Entries provided:
☆ ☆ ☆ ☆

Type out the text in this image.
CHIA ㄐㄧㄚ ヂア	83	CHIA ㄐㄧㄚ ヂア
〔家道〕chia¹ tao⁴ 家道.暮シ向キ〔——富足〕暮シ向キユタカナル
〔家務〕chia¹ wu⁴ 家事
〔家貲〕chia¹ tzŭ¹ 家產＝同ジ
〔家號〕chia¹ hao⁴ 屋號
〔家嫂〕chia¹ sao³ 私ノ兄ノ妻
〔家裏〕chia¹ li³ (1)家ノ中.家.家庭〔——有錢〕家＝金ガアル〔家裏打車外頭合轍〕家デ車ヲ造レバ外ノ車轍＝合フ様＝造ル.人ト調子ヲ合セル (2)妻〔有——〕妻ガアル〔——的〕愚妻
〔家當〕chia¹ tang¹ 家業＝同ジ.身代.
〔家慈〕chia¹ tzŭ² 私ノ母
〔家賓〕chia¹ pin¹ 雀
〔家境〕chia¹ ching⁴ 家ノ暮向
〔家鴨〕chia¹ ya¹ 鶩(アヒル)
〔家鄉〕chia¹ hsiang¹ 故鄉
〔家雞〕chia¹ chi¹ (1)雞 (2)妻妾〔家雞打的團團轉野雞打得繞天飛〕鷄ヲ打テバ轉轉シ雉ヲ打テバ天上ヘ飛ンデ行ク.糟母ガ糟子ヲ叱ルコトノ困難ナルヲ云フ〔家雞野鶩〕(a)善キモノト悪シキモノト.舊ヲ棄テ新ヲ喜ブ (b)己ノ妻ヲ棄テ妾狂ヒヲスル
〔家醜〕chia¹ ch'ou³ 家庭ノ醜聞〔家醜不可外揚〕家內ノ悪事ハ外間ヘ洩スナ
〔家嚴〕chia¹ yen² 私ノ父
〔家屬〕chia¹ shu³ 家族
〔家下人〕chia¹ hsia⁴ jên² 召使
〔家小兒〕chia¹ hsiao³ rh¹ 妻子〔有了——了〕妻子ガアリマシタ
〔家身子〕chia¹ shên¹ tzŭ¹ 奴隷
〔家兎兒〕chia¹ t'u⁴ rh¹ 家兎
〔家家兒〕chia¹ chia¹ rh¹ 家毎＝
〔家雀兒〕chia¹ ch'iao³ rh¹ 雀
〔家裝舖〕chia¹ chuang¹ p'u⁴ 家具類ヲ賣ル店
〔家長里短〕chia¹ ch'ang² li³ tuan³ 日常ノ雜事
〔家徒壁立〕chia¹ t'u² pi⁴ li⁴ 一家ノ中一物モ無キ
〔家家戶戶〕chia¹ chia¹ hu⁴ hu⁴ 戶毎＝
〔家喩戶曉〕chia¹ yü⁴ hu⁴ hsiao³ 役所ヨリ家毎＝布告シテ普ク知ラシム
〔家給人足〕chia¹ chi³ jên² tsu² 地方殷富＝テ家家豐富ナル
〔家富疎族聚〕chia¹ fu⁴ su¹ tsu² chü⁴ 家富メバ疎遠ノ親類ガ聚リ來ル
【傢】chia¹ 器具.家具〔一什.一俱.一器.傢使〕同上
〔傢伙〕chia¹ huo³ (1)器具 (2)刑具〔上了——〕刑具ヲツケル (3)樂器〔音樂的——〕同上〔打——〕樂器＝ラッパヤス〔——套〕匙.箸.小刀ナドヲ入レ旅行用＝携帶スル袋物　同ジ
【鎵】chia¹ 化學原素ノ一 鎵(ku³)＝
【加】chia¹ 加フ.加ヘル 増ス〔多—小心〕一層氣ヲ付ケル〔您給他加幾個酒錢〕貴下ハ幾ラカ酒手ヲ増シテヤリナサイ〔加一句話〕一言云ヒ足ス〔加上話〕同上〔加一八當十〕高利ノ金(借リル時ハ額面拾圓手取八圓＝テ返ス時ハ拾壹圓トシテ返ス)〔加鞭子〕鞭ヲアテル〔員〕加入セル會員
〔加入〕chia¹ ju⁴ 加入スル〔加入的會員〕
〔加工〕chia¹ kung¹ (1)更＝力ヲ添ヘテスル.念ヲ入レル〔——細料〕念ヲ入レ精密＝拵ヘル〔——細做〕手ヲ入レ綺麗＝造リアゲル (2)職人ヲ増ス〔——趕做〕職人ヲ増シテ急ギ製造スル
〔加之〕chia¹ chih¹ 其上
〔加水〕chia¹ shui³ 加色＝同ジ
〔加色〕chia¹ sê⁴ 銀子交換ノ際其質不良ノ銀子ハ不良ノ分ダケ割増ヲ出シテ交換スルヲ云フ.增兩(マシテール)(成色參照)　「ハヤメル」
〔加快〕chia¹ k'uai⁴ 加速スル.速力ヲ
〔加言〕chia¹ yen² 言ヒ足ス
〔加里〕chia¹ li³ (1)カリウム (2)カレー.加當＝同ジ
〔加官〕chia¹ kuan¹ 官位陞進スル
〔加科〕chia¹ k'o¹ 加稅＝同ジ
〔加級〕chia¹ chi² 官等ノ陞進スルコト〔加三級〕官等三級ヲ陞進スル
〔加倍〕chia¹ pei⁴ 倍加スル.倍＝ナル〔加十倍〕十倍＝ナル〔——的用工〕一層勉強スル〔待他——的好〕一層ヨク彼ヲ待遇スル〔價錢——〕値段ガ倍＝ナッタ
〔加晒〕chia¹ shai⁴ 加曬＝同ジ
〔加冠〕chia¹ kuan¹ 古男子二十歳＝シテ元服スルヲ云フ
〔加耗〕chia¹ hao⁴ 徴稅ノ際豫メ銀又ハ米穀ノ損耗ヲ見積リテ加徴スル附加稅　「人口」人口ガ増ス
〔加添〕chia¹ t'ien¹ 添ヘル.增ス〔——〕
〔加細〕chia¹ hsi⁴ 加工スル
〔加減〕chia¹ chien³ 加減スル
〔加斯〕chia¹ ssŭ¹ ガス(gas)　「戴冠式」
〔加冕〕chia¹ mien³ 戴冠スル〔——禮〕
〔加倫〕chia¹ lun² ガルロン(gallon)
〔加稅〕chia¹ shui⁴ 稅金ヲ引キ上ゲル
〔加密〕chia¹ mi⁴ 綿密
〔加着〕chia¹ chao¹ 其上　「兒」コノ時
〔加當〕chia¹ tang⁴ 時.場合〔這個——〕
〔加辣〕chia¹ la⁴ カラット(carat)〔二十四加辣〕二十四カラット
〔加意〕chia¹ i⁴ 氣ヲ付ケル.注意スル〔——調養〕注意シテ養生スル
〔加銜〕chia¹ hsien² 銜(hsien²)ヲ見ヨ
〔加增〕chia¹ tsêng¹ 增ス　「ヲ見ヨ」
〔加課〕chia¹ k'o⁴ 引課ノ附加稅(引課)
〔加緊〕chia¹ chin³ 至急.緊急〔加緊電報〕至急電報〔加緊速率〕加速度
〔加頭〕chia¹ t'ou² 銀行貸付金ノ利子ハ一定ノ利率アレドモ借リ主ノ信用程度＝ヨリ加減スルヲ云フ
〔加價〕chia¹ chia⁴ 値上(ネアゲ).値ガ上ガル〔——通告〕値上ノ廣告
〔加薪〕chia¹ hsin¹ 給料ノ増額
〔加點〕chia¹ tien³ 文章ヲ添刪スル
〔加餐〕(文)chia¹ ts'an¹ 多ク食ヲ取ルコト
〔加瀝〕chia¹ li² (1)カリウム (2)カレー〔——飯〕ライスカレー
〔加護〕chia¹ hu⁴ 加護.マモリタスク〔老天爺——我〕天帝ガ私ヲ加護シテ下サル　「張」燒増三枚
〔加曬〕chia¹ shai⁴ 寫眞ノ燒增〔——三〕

☆ ☆ ☆ ☆

What the task requires: Reproduce the listing above word for word.

Final answer:
Type out the text in this image.
CHIA ㄐㄧㄚ ヂア	83	CHIA ㄐㄧㄚ ヂア
〔家道〕chia¹ tao⁴ 家道.暮シ向キ〔——富足〕暮シ向キユタカナル
〔家務〕chia¹ wu⁴ 家事
〔家貲〕chia¹ tzŭ¹ 家產＝同ジ
〔家號〕chia¹ hao⁴ 屋號
〔家嫂〕chia¹ sao³ 私ノ兄ノ妻
〔家裏〕chia¹ li³ (1)家ノ中.家.家庭〔——有錢〕家＝金ガアル〔家裏打車外頭合轍〕家デ車ヲ造レバ外ノ車轍＝合フ様＝造ル.人ト調子ヲ合セル (2)妻〔有——〕妻ガアル〔——的〕愚妻
〔家當〕chia¹ tang¹ 家業＝同ジ.身代.
〔家慈〕chia¹ tzŭ² 私ノ母
〔家賓〕chia¹ pin¹ 雀
〔家境〕chia¹ ching⁴ 家ノ暮向
〔家鴨〕chia¹ ya¹ 鶩(アヒル)
〔家鄉〕chia¹ hsiang¹ 故鄉
〔家雞〕chia¹ chi¹ (1)雞 (2)妻妾〔家雞打的團團轉野雞打得繞天飛〕鷄ヲ打テバ轉轉シ雉ヲ打テバ天上ヘ飛ンデ行ク.糟母ガ糟子ヲ叱ルコトノ困難ナルヲ云フ〔家雞野鶩〕(a)善キモノト悪シキモノト.舊ヲ棄テ新ヲ喜ブ (b)己ノ妻ヲ棄テ妾狂ヒヲスル
〔家醜〕chia¹ ch'ou³ 家庭ノ醜聞〔家醜不可外揚〕家內ノ悪事ハ外間ヘ洩スナ
〔家嚴〕chia¹ yen² 私ノ父
〔家屬〕chia¹ shu³ 家族
〔家下人〕chia¹ hsia⁴ jên² 召使
〔家小兒〕chia¹ hsiao³ rh¹ 妻子〔有了——了〕妻子ガアリマシタ
〔家身子〕chia¹ shên¹ tzŭ¹ 奴隷
〔家兎兒〕chia¹ t'u⁴ rh¹ 家兎
〔家家兒〕chia¹ chia¹ rh¹ 家毎＝
〔家雀兒〕chia¹ ch'iao³ rh¹ 雀
〔家裝舖〕chia¹ chuang¹ p'u⁴ 家具類ヲ賣ル店
〔家長里短〕chia¹ ch'ang² li³ tuan³ 日常ノ雜事
〔家徒壁立〕chia¹ t'u² pi⁴ li⁴ 一家ノ中一物モ無キ
〔家家戶戶〕chia¹ chia¹ hu⁴ hu⁴ 戶毎＝
〔家喩戶曉〕chia¹ yü⁴ hu⁴ hsiao³ 役所ヨリ家毎＝布告シテ普ク知ラシム
〔家給人足〕chia¹ chi³ jên² tsu² 地方殷富＝テ家家豐富ナル
〔家富疎族聚〕chia¹ fu⁴ su¹ tsu² chü⁴ 家富メバ疎遠ノ親類ガ聚リ來ル
【傢】chia¹ 器具.家具〔一什.一俱.一器.傢使〕同上
〔傢伙〕chia¹ huo³ (1)器具 (2)刑具〔上了——〕刑具ヲツケル (3)樂器〔音樂的——〕同上〔打——〕樂器＝ラッパヤス〔——套〕匙.箸.小刀ナドヲ入レ旅行用＝携帶スル袋物　同ジ
【鎵】chia¹ 化學原素ノ一 鎵(ku³)＝
【加】chia¹ 加フ.加ヘル 増ス〔多—小心〕一層氣ヲ付ケル〔您給他加幾個酒錢〕貴下ハ幾ラカ酒手ヲ増シテヤリナサイ〔加一句話〕一言云ヒ足ス〔加上話〕同上〔加一八當十〕高利ノ金(借リル時ハ額面拾圓手取八圓＝テ返ス時ハ拾壹圓トシテ返ス)〔加鞭子〕鞭ヲアテル〔員〕加入セル會員
〔加入〕chia¹ ju⁴ 加入スル〔加入的會員〕
〔加工〕chia¹ kung¹ (1)更＝力ヲ添ヘテスル.念ヲ入レル〔——細料〕念ヲ入レ精密＝拵ヘル〔——細做〕手ヲ入レ綺麗＝造リアゲル (2)職人ヲ増ス〔——趕做〕職人ヲ増シテ急ギ製造スル
〔加之〕chia¹ chih¹ 其上
〔加水〕chia¹ shui³ 加色＝同ジ
〔加色〕chia¹ sê⁴ 銀子交換ノ際其質不良ノ銀子ハ不良ノ分ダケ割増ヲ出シテ交換スルヲ云フ.增兩(マシテール)(成色參照)　「ハヤメル」
〔加快〕chia¹ k'uai⁴ 加速スル.速力ヲ
〔加言〕chia¹ yen² 言ヒ足ス
〔加里〕chia¹ li³ (1)カリウム (2)カレー.加當＝同ジ
〔加官〕chia¹ kuan¹ 官位陞進スル
〔加科〕chia¹ k'o¹ 加稅＝同ジ
〔加級〕chia¹ chi² 官等ノ陞進スルコト〔加三級〕官等三級ヲ陞進スル
〔加倍〕chia¹ pei⁴ 倍加スル.倍＝ナル〔加十倍〕十倍＝ナル〔——的用工〕一層勉強スル〔待他——的好〕一層ヨク彼ヲ待遇スル〔價錢——〕値段ガ倍＝ナッタ
〔加晒〕chia¹ shai⁴ 加曬＝同ジ
〔加冠〕chia¹ kuan¹ 古男子二十歳＝シテ元服スルヲ云フ
〔加耗〕chia¹ hao⁴ 徴稅ノ際豫メ銀又ハ米穀ノ損耗ヲ見積リテ加徴スル附加稅　「人口」人口ガ増ス
〔加添〕chia¹ t'ien¹ 添ヘル.增ス〔——〕
〔加細〕chia¹ hsi⁴ 加工スル
〔加減〕chia¹ chien³ 加減スル
〔加斯〕chia¹ ssŭ¹ ガス(gas)　「戴冠式」
〔加冕〕chia¹ mien³ 戴冠スル〔——禮〕
〔加倫〕chia¹ lun² ガルロン(gallon)
〔加稅〕chia¹ shui⁴ 稅金ヲ引キ上ゲル
〔加密〕chia¹ mi⁴ 綿密
〔加着〕chia¹ chao¹ 其上　「兒」コノ時
〔加當〕chia¹ tang⁴ 時.場合〔這個——〕
〔加辣〕chia¹ la⁴ カラット(carat)〔二十四加辣〕二十四カラット
〔加意〕chia¹ i⁴ 氣ヲ付ケル.注意スル〔——調養〕注意シテ養生スル
〔加銜〕chia¹ hsien² 銜(hsien²)ヲ見ヨ
〔加增〕chia¹ tsêng¹ 增ス　「ヲ見ヨ」
〔加課〕chia¹ k'o⁴ 引課ノ附加稅(引課)
〔加緊〕chia¹ chin³ 至急.緊急〔加緊電報〕至急電報〔加緊速率〕加速度
〔加頭〕chia¹ t'ou² 銀行貸付金ノ利子ハ一定ノ利率アレドモ借リ主ノ信用程度＝ヨリ加減スルヲ云フ
〔加價〕chia¹ chia⁴ 値上(ネアゲ).値ガ上ガル〔——通告〕値上ノ廣告
〔加薪〕chia¹ hsin¹ 給料ノ増額
〔加點〕chia¹ tien³ 文章ヲ添刪スル
〔加餐〕(文)chia¹ ts'an¹ 多ク食ヲ取ルコト
〔加瀝〕chia¹ li² (1)カリウム (2)カレー〔——飯〕ライスカレー
〔加護〕chia¹ hu⁴ 加護.マモリタスク〔老天爺——我〕天帝ガ私ヲ加護シテ下サル　「張」燒増三枚
〔加曬〕chia¹ shai⁴ 寫眞ノ燒增〔——三〕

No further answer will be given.